- [Records for the task]:
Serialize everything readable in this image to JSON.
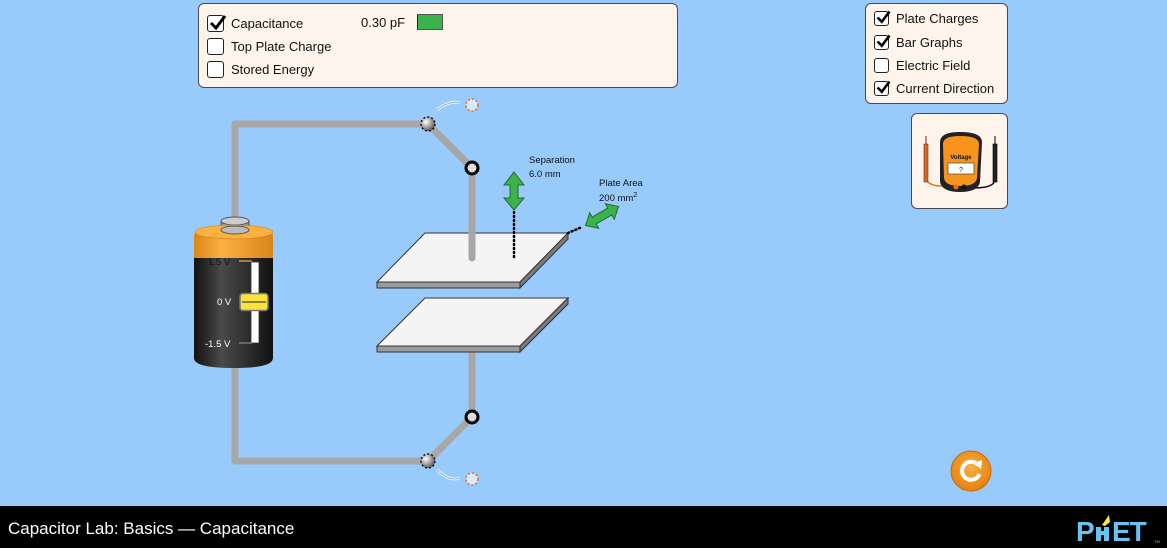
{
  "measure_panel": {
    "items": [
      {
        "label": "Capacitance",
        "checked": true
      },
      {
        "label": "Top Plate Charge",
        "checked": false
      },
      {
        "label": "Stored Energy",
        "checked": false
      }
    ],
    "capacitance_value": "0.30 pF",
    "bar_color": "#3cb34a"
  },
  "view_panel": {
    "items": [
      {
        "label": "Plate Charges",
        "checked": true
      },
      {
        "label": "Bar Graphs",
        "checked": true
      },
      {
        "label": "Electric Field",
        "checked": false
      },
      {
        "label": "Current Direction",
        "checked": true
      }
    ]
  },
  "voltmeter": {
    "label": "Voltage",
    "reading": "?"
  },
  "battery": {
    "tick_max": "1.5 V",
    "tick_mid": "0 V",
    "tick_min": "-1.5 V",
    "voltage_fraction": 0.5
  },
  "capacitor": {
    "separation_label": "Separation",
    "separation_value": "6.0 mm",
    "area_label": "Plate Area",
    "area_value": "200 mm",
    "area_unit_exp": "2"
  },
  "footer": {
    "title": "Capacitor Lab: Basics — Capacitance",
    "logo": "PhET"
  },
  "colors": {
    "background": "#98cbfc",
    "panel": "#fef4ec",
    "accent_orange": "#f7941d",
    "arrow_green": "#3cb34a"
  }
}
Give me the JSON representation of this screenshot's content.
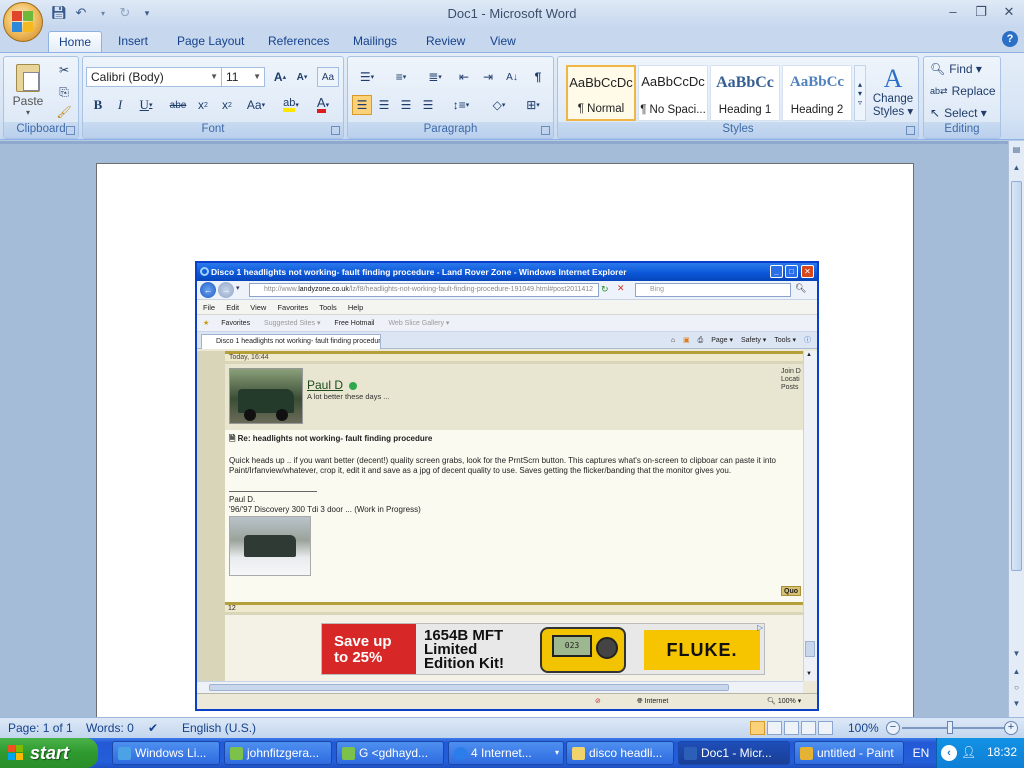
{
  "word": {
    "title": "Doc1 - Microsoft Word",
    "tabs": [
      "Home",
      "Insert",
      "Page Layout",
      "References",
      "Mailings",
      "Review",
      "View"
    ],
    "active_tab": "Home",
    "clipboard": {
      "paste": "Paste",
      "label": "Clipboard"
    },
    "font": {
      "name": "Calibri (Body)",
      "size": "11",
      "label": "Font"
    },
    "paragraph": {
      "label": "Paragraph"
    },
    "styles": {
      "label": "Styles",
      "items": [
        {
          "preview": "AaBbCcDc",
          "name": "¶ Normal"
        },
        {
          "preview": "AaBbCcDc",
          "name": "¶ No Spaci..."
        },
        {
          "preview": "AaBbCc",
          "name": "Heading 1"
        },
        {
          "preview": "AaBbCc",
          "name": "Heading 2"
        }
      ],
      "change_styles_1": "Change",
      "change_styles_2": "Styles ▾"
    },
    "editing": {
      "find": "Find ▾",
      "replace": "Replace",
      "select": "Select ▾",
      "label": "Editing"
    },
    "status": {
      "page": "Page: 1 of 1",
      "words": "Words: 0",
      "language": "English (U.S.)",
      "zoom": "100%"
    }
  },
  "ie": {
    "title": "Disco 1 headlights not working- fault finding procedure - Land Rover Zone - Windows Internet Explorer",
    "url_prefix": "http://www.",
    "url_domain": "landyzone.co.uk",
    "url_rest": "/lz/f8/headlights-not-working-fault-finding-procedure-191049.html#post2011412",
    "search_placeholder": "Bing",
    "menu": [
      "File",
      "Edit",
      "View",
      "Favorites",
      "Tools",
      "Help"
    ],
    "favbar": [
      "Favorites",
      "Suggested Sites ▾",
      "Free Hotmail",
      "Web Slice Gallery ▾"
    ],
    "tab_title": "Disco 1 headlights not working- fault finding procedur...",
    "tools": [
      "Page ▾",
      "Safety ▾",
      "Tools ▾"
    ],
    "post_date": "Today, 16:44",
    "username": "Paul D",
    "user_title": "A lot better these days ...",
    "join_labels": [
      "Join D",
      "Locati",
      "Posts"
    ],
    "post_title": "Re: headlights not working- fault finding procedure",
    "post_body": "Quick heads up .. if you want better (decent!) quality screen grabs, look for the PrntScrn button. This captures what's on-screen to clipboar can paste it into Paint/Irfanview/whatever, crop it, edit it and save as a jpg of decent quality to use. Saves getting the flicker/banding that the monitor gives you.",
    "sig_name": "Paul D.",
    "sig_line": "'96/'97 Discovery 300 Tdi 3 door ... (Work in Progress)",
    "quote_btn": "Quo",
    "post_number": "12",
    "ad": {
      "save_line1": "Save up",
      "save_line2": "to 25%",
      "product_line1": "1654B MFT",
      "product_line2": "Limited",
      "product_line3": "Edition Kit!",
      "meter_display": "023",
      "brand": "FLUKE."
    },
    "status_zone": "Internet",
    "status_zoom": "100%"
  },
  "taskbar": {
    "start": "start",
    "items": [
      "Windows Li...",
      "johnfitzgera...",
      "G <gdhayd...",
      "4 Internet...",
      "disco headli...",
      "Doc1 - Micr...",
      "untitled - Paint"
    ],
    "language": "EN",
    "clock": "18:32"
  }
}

...

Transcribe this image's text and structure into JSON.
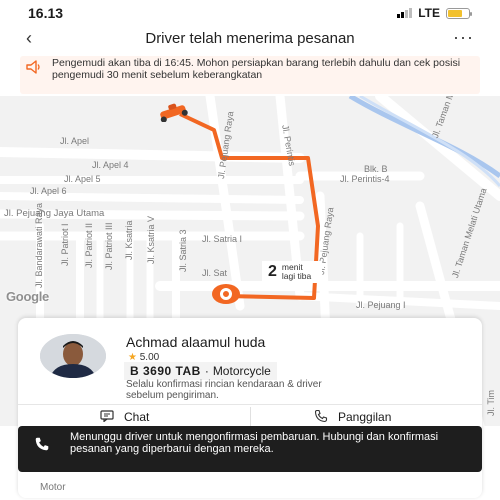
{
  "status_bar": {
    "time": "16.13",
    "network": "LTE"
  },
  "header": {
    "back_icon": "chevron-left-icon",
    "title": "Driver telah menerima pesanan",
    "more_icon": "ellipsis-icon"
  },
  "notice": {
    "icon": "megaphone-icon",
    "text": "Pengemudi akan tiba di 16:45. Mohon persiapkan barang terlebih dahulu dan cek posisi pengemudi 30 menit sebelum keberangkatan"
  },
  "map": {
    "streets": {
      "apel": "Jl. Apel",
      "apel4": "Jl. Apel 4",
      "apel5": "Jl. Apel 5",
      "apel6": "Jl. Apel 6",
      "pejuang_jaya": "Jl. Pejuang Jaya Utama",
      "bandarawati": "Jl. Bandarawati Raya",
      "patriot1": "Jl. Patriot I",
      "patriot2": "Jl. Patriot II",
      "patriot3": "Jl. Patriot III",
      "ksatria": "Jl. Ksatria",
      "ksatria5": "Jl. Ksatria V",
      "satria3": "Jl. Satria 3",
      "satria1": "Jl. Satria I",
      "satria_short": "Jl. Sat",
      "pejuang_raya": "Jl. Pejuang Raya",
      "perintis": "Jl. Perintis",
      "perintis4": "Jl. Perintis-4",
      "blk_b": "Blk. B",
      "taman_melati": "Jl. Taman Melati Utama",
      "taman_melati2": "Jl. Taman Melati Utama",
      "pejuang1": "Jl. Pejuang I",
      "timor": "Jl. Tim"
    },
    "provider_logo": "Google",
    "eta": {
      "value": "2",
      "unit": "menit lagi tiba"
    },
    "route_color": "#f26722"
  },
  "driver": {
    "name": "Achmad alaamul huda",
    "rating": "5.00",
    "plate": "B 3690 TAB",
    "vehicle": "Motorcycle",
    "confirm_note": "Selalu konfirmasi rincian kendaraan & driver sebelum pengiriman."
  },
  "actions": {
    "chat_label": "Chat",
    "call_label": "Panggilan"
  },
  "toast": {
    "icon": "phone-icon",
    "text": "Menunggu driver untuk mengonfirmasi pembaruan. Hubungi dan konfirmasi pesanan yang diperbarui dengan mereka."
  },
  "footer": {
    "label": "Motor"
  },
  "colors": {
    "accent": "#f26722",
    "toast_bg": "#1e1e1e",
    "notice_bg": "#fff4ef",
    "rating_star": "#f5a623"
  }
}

- [Aim]:
Report only the count of lines that include the string "fault".

- [Correct answer]:
4